PASSAGE GIVEN start

It seems to me that Silicon Valley is peddling the belief that "you can't stop the march of technology" more and more with a sort of blind faith in capitalism. Do you see that?
What's really happening right now, in terms of the global markets and capitalism, is that yes, capitalism has become a religion, but it has become a religion at a point where the United States no longer has enemies, a clear enemy. We are a culture driven and defined by who we oppose, and if there is no enemy out there we will find one or invent one. We desperately need the other in order to find our own personalities.

Capitalism has become a religion, but we're discovering it is a religion with several different sects. There's the entrepreneurial capitalism symbolized by Silicon Valley. There is a Confucian capitalism that instead of emphasizing the individual emphasizes the community, typified by Japan but now being reinvented in places like China and Singapore. You go to Shanghai and you see a different variation of capitalism. This is very troubling because the most vicious wars have been fought not by people of opposing belief systems, but rather by people who have different variants of the same belief. The Christians were vastly more cruel to each other than they were to Muslims or vice versa. And while we feared communism, the real danger is different dialects of capitalism duking it out.

PASSAGE GIVEN end
DATA SECTION start

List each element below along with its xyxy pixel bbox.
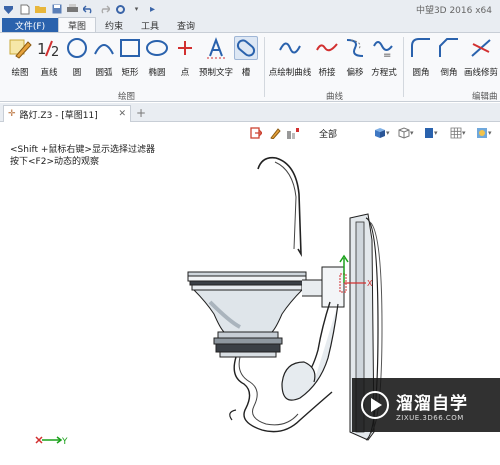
lamp-rim <box>187 271 307 291</box>
axis-indicator: Y <box>35 436 68 447</box>
draw-tool-button[interactable]: 绘图 <box>4 36 36 78</box>
ellipse-icon <box>145 36 169 60</box>
trim-tool-button[interactable]: 画线修剪 <box>462 36 500 78</box>
offset-tool-button[interactable]: 偏移 <box>339 36 371 78</box>
open-folder-icon[interactable] <box>35 4 46 15</box>
equation-icon: = <box>372 36 396 60</box>
text-tool-button[interactable]: 预制文字 <box>199 36 233 78</box>
group-divider <box>403 37 404 97</box>
lamp-bowl <box>192 289 304 333</box>
run-icon[interactable]: ▸ <box>147 4 158 15</box>
line-icon: 12 <box>37 36 61 60</box>
tab-file[interactable]: 文件(F) <box>2 18 58 32</box>
svg-text:=: = <box>383 50 391 60</box>
arc-icon <box>92 36 116 60</box>
new-tab-button[interactable]: + <box>136 106 146 120</box>
ribbon: 绘图 12 直线 圆 圆弧 矩形 椭圆 点 预制文字 槽 绘图 点绘制曲线 桥接… <box>0 33 500 102</box>
tab-constraint[interactable]: 约束 <box>96 18 132 32</box>
svg-text:1: 1 <box>37 40 47 58</box>
edit-group-label: 编辑曲 <box>472 92 498 102</box>
circle-icon <box>65 36 89 60</box>
tab-tools[interactable]: 工具 <box>132 18 168 32</box>
point-icon <box>173 36 197 60</box>
chamfer-icon <box>437 36 461 60</box>
drawing-canvas[interactable]: 全部 ▾ ▾ ▾ ▾ ▾ <Shift +鼠标右键>显示选择过滤器 按下<F2>… <box>0 122 500 465</box>
fillet-icon <box>409 36 433 60</box>
document-tab-label: 路灯.Z3 - [草图11] <box>19 110 98 121</box>
slot-icon <box>234 36 258 60</box>
group-divider <box>264 37 265 97</box>
redo-icon[interactable] <box>99 4 110 15</box>
slot-tool-button[interactable]: 槽 <box>230 36 262 78</box>
svg-text:2: 2 <box>51 45 59 60</box>
quick-access-toolbar: ▾ ▸ <box>0 4 158 15</box>
ribbon-tabs: 文件(F) 草图 约束 工具 查询 <box>0 17 500 33</box>
print-icon[interactable] <box>67 4 78 15</box>
app-logo-icon[interactable] <box>3 4 14 15</box>
draw-group-label: 绘图 <box>118 92 136 102</box>
new-file-icon[interactable] <box>19 4 30 15</box>
equation-tool-button[interactable]: = 方程式 <box>369 36 399 78</box>
title-bar: ▾ ▸ 中望3D 2016 x64 <box>0 0 500 18</box>
app-title: 中望3D 2016 x64 <box>415 6 492 16</box>
watermark: 溜溜自学 ZIXUE.3D66.COM <box>352 378 500 432</box>
dropdown-icon[interactable]: ▾ <box>131 4 142 15</box>
curve-group-label: 曲线 <box>326 92 344 102</box>
document-tab[interactable]: ✛ 路灯.Z3 - [草图11] ✕ <box>3 105 131 122</box>
tab-query[interactable]: 查询 <box>168 18 204 32</box>
save-icon[interactable] <box>51 4 62 15</box>
lamp-base-rings <box>213 331 283 358</box>
offset-icon <box>343 36 367 60</box>
close-icon[interactable]: ✕ <box>118 109 126 119</box>
gear-icon[interactable] <box>115 4 126 15</box>
trim-icon <box>469 36 493 60</box>
bridge-icon <box>315 36 339 60</box>
undo-icon[interactable] <box>83 4 94 15</box>
pin-icon: ✛ <box>8 109 16 119</box>
spline-icon <box>278 36 302 60</box>
point-tool-button[interactable]: 点 <box>169 36 201 78</box>
lamp-wire-inner <box>274 161 297 250</box>
watermark-title: 溜溜自学 <box>396 393 468 414</box>
svg-text:Y: Y <box>61 437 68 447</box>
watermark-subtitle: ZIXUE.3D66.COM <box>396 413 464 422</box>
chamfer-tool-button[interactable]: 倒角 <box>433 36 465 78</box>
document-tab-bar: ✛ 路灯.Z3 - [草图11] ✕ + <box>0 103 500 122</box>
play-logo-icon <box>361 391 389 419</box>
pencil-icon <box>8 36 32 60</box>
text-icon <box>204 36 228 60</box>
tab-sketch[interactable]: 草图 <box>58 17 97 32</box>
spline-tool-button[interactable]: 点绘制曲线 <box>269 36 311 78</box>
rectangle-icon <box>118 36 142 60</box>
svg-text:X: X <box>367 279 373 288</box>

DATA SECTION end

→ TASK PROMPT: In the passage on capitalism, which country typifies Confucian capitalism?

→ RESULT: Japan